*TASK:* Locate and copy all lines bearing the word "text".

*RECORDS:*
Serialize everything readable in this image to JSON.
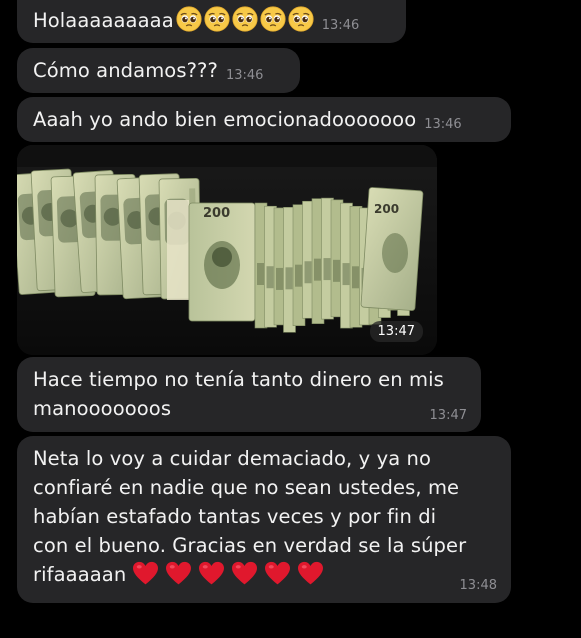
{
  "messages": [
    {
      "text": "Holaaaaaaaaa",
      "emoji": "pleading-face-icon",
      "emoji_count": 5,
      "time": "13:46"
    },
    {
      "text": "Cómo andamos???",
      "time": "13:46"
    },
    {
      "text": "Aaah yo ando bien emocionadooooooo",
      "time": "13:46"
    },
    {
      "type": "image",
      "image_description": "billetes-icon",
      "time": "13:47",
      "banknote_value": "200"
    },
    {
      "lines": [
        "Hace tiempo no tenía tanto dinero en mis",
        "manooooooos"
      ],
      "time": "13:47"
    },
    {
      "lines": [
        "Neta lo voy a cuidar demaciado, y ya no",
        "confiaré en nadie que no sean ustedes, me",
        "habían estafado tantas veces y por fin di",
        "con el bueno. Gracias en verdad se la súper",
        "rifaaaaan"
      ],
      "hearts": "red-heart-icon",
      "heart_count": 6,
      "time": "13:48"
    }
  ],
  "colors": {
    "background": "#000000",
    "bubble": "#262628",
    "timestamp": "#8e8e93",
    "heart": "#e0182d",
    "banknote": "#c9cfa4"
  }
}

*RESPONSE TO THE EXERCISE:*
      "text": "Holaaaaaaaaa",
      "text": "Cómo andamos???",
      "text": "Aaah yo ando bien emocionadooooooo",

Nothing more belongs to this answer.